##### Provided entries #####

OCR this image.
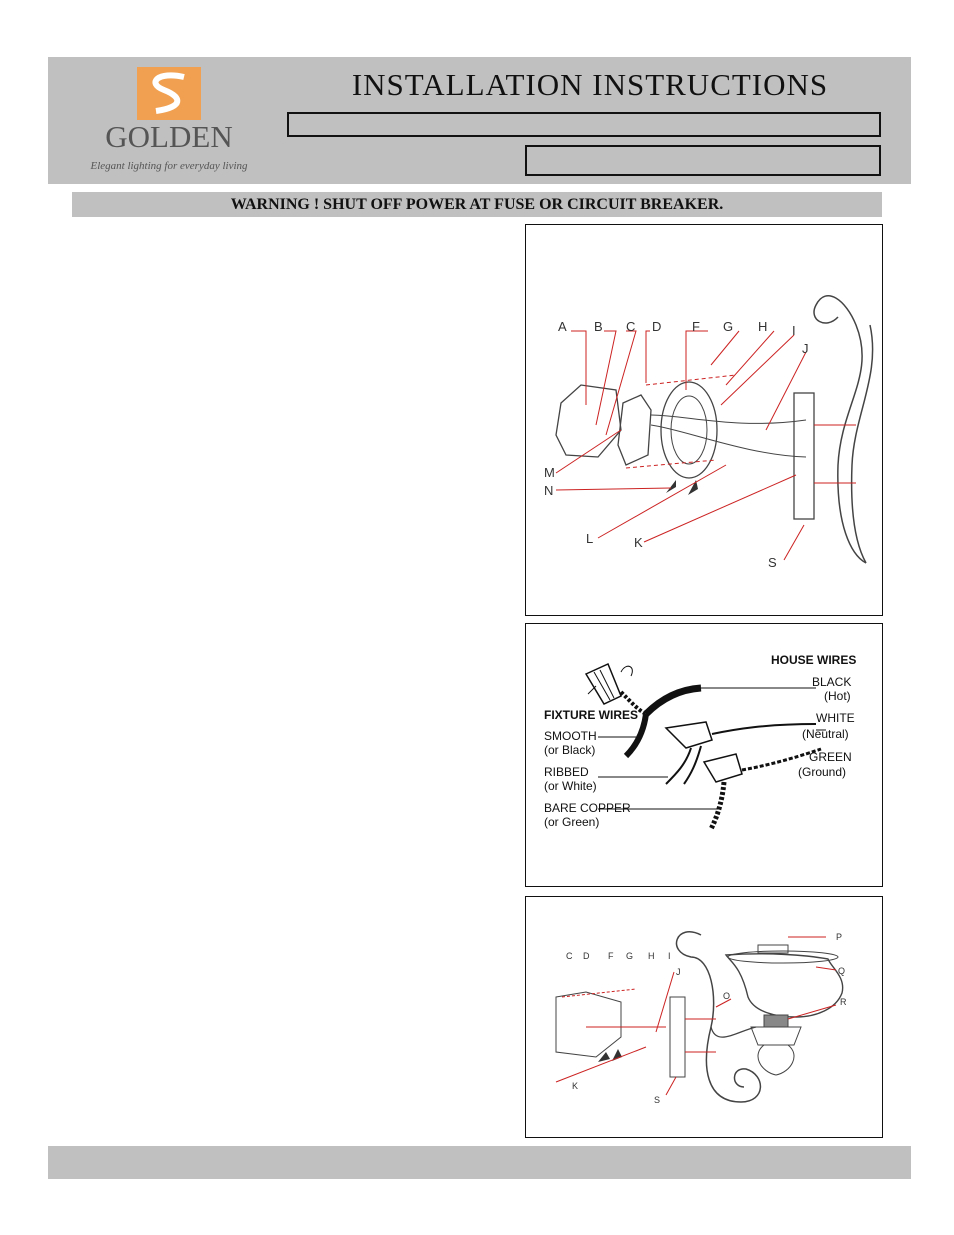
GOLDEN
Elegant lighting for everyday living
INSTALLATION INSTRUCTIONS
WARNING ! SHUT OFF POWER AT FUSE OR CIRCUIT BREAKER.
A B C D F G H I
J
M
N
L	K
S
HOUSE WIRES
BLACK
(Hot)
WHITE
(Neutral)
GREEN
(Ground)
FIXTURE WIRES
SMOOTH
(or Black)
RIBBED
(or White)
BARE COPPER
(or Green)
C D F G H I
J
O
P
Q
R
K
S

#####

Your copy of the data should match it exactly, except that pictures are left out.

OCR this image.
GOLDEN
Elegant lighting for everyday living
INSTALLATION INSTRUCTIONS
WARNING ! SHUT OFF POWER AT FUSE OR CIRCUIT BREAKER.
A B C D F G H I
J
M
N
L	K
S
HOUSE WIRES
BLACK
(Hot)
WHITE
(Neutral)
GREEN
(Ground)
FIXTURE WIRES
SMOOTH
(or Black)
RIBBED
(or White)
BARE COPPER
(or Green)
C D F G H I
J
O
P
Q
R
K
S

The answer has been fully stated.